- _DATA FOR THE TASK_:
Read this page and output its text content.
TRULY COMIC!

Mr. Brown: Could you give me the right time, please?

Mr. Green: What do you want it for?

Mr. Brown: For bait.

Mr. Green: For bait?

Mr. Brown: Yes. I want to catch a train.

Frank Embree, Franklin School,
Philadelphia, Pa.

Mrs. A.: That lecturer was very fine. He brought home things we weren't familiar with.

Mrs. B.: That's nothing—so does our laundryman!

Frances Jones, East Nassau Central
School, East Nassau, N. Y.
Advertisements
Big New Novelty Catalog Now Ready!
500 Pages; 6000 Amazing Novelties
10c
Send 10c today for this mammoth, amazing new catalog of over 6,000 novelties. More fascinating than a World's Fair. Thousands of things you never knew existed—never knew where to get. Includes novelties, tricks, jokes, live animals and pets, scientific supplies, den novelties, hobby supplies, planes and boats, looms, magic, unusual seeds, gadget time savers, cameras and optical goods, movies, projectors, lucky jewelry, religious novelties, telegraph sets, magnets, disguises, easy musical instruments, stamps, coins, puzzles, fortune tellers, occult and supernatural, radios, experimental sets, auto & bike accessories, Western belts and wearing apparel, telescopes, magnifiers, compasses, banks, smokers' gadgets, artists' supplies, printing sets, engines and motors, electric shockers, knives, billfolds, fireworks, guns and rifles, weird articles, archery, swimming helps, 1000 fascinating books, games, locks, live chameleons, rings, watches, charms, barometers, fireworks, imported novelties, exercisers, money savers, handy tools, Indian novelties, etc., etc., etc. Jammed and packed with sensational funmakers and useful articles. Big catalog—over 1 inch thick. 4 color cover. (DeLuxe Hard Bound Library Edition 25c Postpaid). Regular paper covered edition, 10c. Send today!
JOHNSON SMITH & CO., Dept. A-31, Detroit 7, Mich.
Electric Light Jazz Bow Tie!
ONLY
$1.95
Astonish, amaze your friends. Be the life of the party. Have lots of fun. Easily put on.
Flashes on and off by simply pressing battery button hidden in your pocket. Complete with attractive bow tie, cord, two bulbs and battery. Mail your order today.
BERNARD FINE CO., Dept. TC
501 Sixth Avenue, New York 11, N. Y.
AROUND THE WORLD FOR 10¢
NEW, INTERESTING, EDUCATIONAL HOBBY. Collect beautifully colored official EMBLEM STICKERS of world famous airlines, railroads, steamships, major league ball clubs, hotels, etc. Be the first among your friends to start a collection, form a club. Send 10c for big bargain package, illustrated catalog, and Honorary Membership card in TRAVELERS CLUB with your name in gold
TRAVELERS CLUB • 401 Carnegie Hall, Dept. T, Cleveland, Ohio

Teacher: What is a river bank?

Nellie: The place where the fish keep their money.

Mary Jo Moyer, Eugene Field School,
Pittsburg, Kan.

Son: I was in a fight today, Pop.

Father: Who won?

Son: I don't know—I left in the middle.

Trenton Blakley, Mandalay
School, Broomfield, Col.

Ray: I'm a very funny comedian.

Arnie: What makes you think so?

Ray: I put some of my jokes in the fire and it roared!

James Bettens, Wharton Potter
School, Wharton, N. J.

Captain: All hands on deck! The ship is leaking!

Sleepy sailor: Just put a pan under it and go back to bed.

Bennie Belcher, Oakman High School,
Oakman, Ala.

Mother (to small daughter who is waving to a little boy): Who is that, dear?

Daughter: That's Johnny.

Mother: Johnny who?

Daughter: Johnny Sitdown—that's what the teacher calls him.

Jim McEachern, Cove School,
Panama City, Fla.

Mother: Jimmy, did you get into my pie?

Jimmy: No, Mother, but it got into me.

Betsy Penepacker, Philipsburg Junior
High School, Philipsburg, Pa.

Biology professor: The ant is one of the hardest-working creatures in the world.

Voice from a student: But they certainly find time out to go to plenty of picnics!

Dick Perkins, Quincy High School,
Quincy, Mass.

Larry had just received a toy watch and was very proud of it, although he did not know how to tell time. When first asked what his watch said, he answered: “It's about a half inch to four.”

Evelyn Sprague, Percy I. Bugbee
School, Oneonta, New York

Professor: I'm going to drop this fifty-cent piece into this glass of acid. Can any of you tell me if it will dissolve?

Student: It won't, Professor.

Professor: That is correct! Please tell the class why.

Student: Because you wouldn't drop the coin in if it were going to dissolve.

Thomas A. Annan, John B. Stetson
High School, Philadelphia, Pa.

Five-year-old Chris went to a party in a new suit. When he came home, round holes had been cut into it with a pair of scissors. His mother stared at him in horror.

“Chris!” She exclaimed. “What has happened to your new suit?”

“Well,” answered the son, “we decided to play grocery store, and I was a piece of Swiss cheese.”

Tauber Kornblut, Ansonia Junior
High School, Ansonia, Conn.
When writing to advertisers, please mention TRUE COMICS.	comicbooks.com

- _EXERCISE INSTRUCTIONS_:
Search the data for "Wharton" and list every line in which it occurs.

- _WRITTEN RESPONSE_:
James Bettens, Wharton Potter
School, Wharton, N. J.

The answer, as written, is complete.